Turtle Tracks Macrame Bracelet

Loggerhead Turtle

Here in Central Florida, it’s early sea turtle nesting season, so turtle tracks going up the beach can be seen in the mornings around the full moon. Turtles will lay their eggs in the sand towards the dune and cover them in sand. Then, they slip back into the ocean during the night, using the moonlight as a guide.

We are lucky to still have a few turtles left around here because our local conservation agencies do a fantastic job marking nests, so people won’t trample on them hopefully. Loggerhead turtles seem to be the most common off the coast of Brevard county, but I have seen a nice-sized rarer Kemp’s Ridley when I was out paddleboarding a few summers ago.

Check out the Sea Turtle Conservancy for info about sea turtles, and things you can do to help them to keep nesting for a little while longer.

Chaos happens when you leave lights on beachside

Like you could turn off your freakin’ condo lights if you live on the beach so it won’t confuse hatchlings navigating back into the ocean. The Condo Boogeyman’s not coming to take your pills, Grandpa- turn the damn balcony light off.

Anywho, since hatchlings should make tracks that go straight into the ocean, I made a fun Macrame bracelet using some basic knotting techniques that reminds me of a turtle egg and nice straight tracks. Check out the picture tutorial below, and use this knotting guide I made as a reference:

Macrame Knots Guide by Crafty Surf

Linhasita (or C-Lon cord) a flat cut cowrie shell, and some olivewood beads

Make a lark’s head knot though one side of the shell using about 2 yards of each color, folded in half

Use a T-Pin on foam or cork to keep your holding cord straight

Do 3 double half hitches across the green cord, doing 1 double half hitch on each color

Put a T-pin in and rotate the cord to the other direction and do the same knotting pattern, going back and forth

By using T-pins, I could keep the rows tight and straight across

Braiding the remainder, adding an olivewood bead, and making a secure knot. Now do the same on the other side of the shell!

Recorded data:
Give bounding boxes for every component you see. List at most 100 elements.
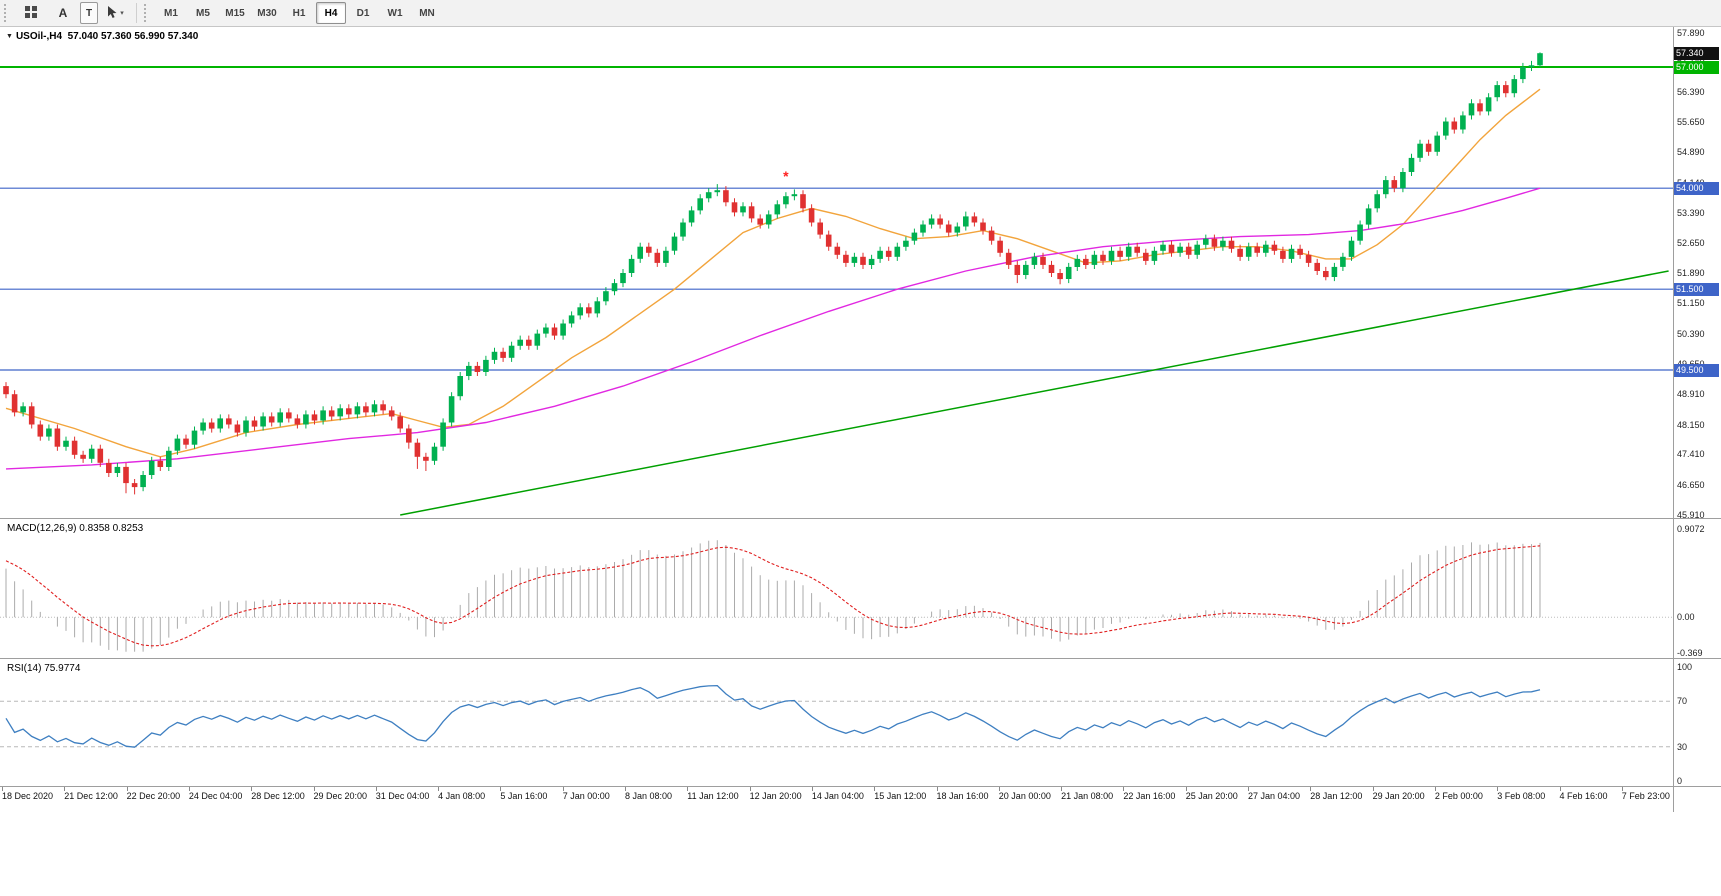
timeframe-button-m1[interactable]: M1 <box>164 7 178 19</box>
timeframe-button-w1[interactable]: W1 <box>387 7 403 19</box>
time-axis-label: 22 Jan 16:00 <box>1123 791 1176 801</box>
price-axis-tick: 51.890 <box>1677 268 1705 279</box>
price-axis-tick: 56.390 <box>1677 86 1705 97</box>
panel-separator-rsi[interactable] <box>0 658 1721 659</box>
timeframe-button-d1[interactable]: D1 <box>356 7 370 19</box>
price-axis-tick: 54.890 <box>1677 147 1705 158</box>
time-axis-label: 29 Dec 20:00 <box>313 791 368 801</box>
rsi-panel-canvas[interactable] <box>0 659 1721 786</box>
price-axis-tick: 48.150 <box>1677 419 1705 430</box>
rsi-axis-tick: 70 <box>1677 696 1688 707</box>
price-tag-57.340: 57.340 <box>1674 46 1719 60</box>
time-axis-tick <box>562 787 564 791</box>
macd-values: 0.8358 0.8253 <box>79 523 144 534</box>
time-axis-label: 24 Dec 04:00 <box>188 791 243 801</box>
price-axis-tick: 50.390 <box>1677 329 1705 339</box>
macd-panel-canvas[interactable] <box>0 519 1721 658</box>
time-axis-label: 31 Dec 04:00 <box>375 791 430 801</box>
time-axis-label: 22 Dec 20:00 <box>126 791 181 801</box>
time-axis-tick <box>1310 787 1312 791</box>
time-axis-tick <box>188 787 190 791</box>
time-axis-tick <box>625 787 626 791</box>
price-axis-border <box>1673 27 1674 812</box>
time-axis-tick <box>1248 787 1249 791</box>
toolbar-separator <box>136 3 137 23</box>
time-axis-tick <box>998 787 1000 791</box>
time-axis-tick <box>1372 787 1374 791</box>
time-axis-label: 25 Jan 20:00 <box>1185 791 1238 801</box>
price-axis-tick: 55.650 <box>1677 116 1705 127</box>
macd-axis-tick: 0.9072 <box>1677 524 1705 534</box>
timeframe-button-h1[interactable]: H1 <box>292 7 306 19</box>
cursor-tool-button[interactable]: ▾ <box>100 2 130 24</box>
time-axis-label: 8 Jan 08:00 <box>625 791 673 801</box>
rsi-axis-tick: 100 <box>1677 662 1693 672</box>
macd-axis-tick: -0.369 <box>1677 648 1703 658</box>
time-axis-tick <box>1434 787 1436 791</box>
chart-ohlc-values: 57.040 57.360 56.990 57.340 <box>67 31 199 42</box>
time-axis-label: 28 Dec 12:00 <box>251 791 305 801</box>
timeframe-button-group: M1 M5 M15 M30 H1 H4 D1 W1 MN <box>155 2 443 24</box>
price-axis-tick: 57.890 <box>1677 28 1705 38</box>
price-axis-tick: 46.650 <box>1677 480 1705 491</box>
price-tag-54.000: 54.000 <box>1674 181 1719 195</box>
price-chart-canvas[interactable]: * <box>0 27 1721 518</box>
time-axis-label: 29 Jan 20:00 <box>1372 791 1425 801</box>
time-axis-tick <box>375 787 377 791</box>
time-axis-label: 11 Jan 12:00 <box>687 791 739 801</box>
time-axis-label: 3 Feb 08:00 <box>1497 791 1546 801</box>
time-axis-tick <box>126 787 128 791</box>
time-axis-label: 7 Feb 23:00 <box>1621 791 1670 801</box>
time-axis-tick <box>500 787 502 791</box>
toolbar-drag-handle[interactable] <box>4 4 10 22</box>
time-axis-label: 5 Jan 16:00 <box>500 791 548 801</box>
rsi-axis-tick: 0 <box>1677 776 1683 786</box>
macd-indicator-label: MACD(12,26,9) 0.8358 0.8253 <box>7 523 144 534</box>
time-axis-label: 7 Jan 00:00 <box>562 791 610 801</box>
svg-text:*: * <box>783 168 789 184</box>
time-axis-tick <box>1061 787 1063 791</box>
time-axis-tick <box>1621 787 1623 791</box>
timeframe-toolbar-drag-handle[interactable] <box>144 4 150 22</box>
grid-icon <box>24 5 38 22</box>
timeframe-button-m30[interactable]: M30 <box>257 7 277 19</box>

Required work →
A) Copy out the rows of recorded data starting at the one containing "timeframe-button-m1[interactable]: M1 <box>164" and ending at the one containing "macd-values: 0.8358 0.8253", with both of those rows included.
B) Pick up the macrame bracelet tutorial where it stops and keep writing it.
The rows above have no connection to the bracelet tutorial.

Task-by-task answers →
A)
timeframe-button-m1[interactable]: M1 <box>164 7 178 19</box>
timeframe-button-w1[interactable]: W1 <box>387 7 403 19</box>
time-axis-label: 22 Jan 16:00 <box>1123 791 1176 801</box>
price-axis-tick: 51.890 <box>1677 268 1705 279</box>
price-axis-tick: 56.390 <box>1677 86 1705 97</box>
panel-separator-rsi[interactable] <box>0 658 1721 659</box>
timeframe-button-d1[interactable]: D1 <box>356 7 370 19</box>
price-axis-tick: 54.890 <box>1677 147 1705 158</box>
time-axis-label: 29 Dec 20:00 <box>313 791 368 801</box>
rsi-panel-canvas[interactable] <box>0 659 1721 786</box>
price-axis-tick: 48.150 <box>1677 419 1705 430</box>
rsi-axis-tick: 70 <box>1677 696 1688 707</box>
price-tag-57.340: 57.340 <box>1674 46 1719 60</box>
time-axis-tick <box>562 787 564 791</box>
macd-values: 0.8358 0.8253 <box>79 523 144 534</box>

B)
Bringing both ends together to make a sliding adjustable knot

Making the adjustable knot by making a few square knots over both bracelet ends

Clip and melt the ends. Done!

This is always the “bracelet selfie” angle Pura Vida does

Please remember that sea turtles are not pets, Disney characters, and are not there for your fun-filled family entertainment. Please respect what tiny bit of space they have remaining.

This ain’t Disney, and you ain’t Snow White

Shell Jewelry Tips

At one time or another, every surfer (or aspiring surfer) worth their cred tries to make their own beachy shell jewelry. It IS part of our primal urge. In fact, some of the earliest known forms of adornment were pierced shells and teeth on handmade string.

But after an hour after the Upper Paleolithic Revolution has worn off within the surfer, then he or she usually gives up and buys it somewhere.

But if you have a flat day of surf, and you’re

I love Pauly Shore

feelin’ a bit like Encino Man, here’s three tips I’ve found helpful over time when making shell jewelry…

 

 

 

1. Go to a thrift store for shell beads and pendants first.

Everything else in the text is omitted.